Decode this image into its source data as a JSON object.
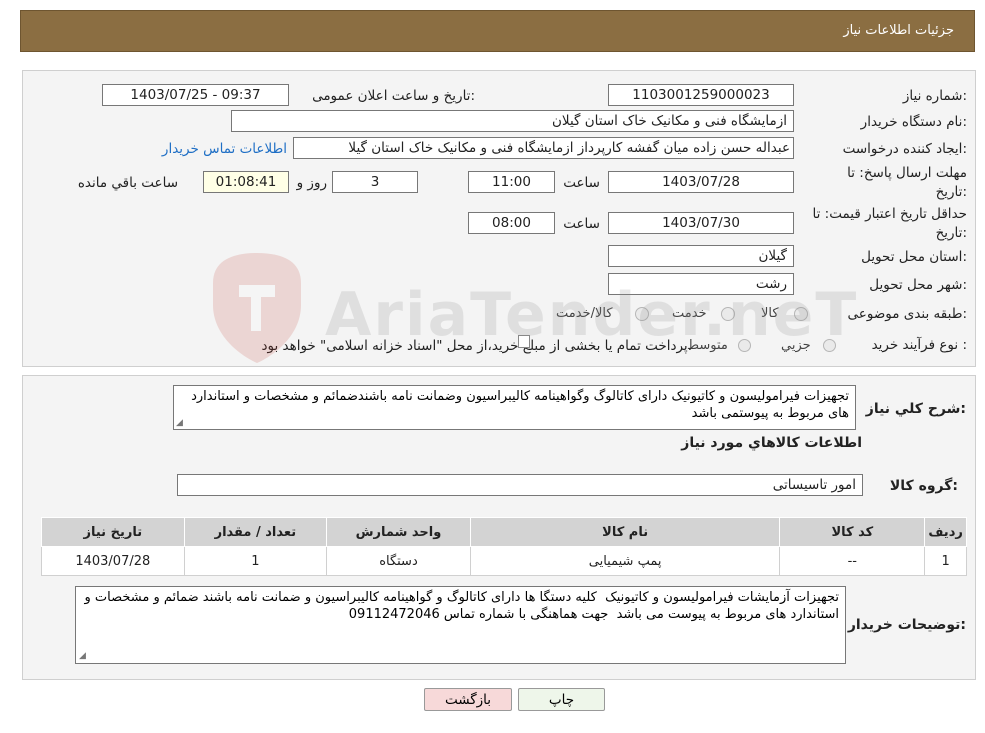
{
  "header": {
    "title": "جزئیات اطلاعات نیاز"
  },
  "form": {
    "need_number_label": "شماره نیاز:",
    "need_number": "1103001259000023",
    "announce_label": "تاریخ و ساعت اعلان عمومی:",
    "announce_value": "1403/07/25 - 09:37",
    "buyer_org_label": "نام دستگاه خریدار:",
    "buyer_org": "ازمایشگاه فنی و مکانیک خاک استان گیلان",
    "creator_label": "ایجاد کننده درخواست:",
    "creator": "عبداله حسن زاده میان گفشه کارپرداز ازمایشگاه فنی و مکانیک خاک استان گیلا",
    "contact_link": "اطلاعات تماس خریدار",
    "deadline_label_1": "مهلت ارسال پاسخ: تا",
    "deadline_label_2": "تاریخ:",
    "deadline_date": "1403/07/28",
    "time_label": "ساعت",
    "deadline_time": "11:00",
    "days_value": "3",
    "days_label": "روز و",
    "remaining_time": "01:08:41",
    "remaining_label": "ساعت باقي مانده",
    "validity_label_1": "حداقل تاریخ اعتبار قیمت: تا",
    "validity_label_2": "تاریخ:",
    "validity_date": "1403/07/30",
    "validity_time": "08:00",
    "province_label": "استان محل تحویل:",
    "province": "گیلان",
    "city_label": "شهر محل تحویل:",
    "city": "رشت",
    "category_label": "طبقه بندی موضوعی:",
    "category_options": [
      "کالا",
      "خدمت",
      "کالا/خدمت"
    ],
    "process_label": "نوع فرآیند خرید :",
    "process_options": [
      "جزیي",
      "متوسط"
    ],
    "process_note": "پرداخت تمام یا بخشی از مبلغ خرید،از محل \"اسناد خزانه اسلامی\" خواهد بود."
  },
  "details": {
    "summary_label": "شرح کلي نياز:",
    "summary": "تجهیزات فیرامولیسون و کاتیونیک دارای کاتالوگ وگواهینامه کالیبراسیون وضمانت نامه باشندضمائم و مشخصات و استاندارد های مربوط به پیوستمی باشد",
    "goods_info_title": "اطلاعات کالاهاي مورد نياز",
    "goods_group_label": "گروه کالا:",
    "goods_group": "امور تاسیساتی",
    "table": {
      "headers": [
        "رديف",
        "کد کالا",
        "نام کالا",
        "واحد شمارش",
        "تعداد / مقدار",
        "تاریخ نیاز"
      ],
      "rows": [
        [
          "1",
          "--",
          "پمپ شیمیایی",
          "دستگاه",
          "1",
          "1403/07/28"
        ]
      ]
    },
    "buyer_notes_label": "توضیحات خریدار:",
    "buyer_notes": "تجهیزات آزمایشات فیرامولیسون و کاتیونیک  کلیه دستگا ها دارای کاتالوگ و گواهینامه کالیبراسیون و ضمانت نامه باشند ضمائم و مشخصات و استاندارد های مربوط به پیوست می باشد  جهت هماهنگی با شماره تماس 09112472046"
  },
  "buttons": {
    "print": "چاپ",
    "back": "بازگشت"
  },
  "watermark": {
    "text": "AriaTender.neT"
  },
  "colors": {
    "header_bg": "#8b6e42",
    "link": "#1f6fc5",
    "back_button": "#f7d9d9",
    "print_button": "#eef6ea"
  }
}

#### Task details
Reproduce all of the data exactly, omitting each picture it holds.

#### Solution below
Decode this image into its source data as a JSON object.
{
  "header": {
    "title": "جزئیات اطلاعات نیاز"
  },
  "form": {
    "need_number_label": "شماره نیاز:",
    "need_number": "1103001259000023",
    "announce_label": "تاریخ و ساعت اعلان عمومی:",
    "announce_value": "1403/07/25 - 09:37",
    "buyer_org_label": "نام دستگاه خریدار:",
    "buyer_org": "ازمایشگاه فنی و مکانیک خاک استان گیلان",
    "creator_label": "ایجاد کننده درخواست:",
    "creator": "عبداله حسن زاده میان گفشه کارپرداز ازمایشگاه فنی و مکانیک خاک استان گیلا",
    "contact_link": "اطلاعات تماس خریدار",
    "deadline_label_1": "مهلت ارسال پاسخ: تا",
    "deadline_label_2": "تاریخ:",
    "deadline_date": "1403/07/28",
    "time_label": "ساعت",
    "deadline_time": "11:00",
    "days_value": "3",
    "days_label": "روز و",
    "remaining_time": "01:08:41",
    "remaining_label": "ساعت باقي مانده",
    "validity_label_1": "حداقل تاریخ اعتبار قیمت: تا",
    "validity_label_2": "تاریخ:",
    "validity_date": "1403/07/30",
    "validity_time": "08:00",
    "province_label": "استان محل تحویل:",
    "province": "گیلان",
    "city_label": "شهر محل تحویل:",
    "city": "رشت",
    "category_label": "طبقه بندی موضوعی:",
    "category_options": [
      "کالا",
      "خدمت",
      "کالا/خدمت"
    ],
    "process_label": "نوع فرآیند خرید :",
    "process_options": [
      "جزیي",
      "متوسط"
    ],
    "process_note": "پرداخت تمام یا بخشی از مبلغ خرید،از محل \"اسناد خزانه اسلامی\" خواهد بود."
  },
  "details": {
    "summary_label": "شرح کلي نياز:",
    "summary": "تجهیزات فیرامولیسون و کاتیونیک دارای کاتالوگ وگواهینامه کالیبراسیون وضمانت نامه باشندضمائم و مشخصات و استاندارد های مربوط به پیوستمی باشد",
    "goods_info_title": "اطلاعات کالاهاي مورد نياز",
    "goods_group_label": "گروه کالا:",
    "goods_group": "امور تاسیساتی",
    "table": {
      "headers": [
        "رديف",
        "کد کالا",
        "نام کالا",
        "واحد شمارش",
        "تعداد / مقدار",
        "تاریخ نیاز"
      ],
      "rows": [
        [
          "1",
          "--",
          "پمپ شیمیایی",
          "دستگاه",
          "1",
          "1403/07/28"
        ]
      ]
    },
    "buyer_notes_label": "توضیحات خریدار:",
    "buyer_notes": "تجهیزات آزمایشات فیرامولیسون و کاتیونیک  کلیه دستگا ها دارای کاتالوگ و گواهینامه کالیبراسیون و ضمانت نامه باشند ضمائم و مشخصات و استاندارد های مربوط به پیوست می باشد  جهت هماهنگی با شماره تماس 09112472046"
  },
  "buttons": {
    "print": "چاپ",
    "back": "بازگشت"
  },
  "watermark": {
    "text": "AriaTender.neT"
  },
  "colors": {
    "header_bg": "#8b6e42",
    "link": "#1f6fc5",
    "back_button": "#f7d9d9",
    "print_button": "#eef6ea"
  }
}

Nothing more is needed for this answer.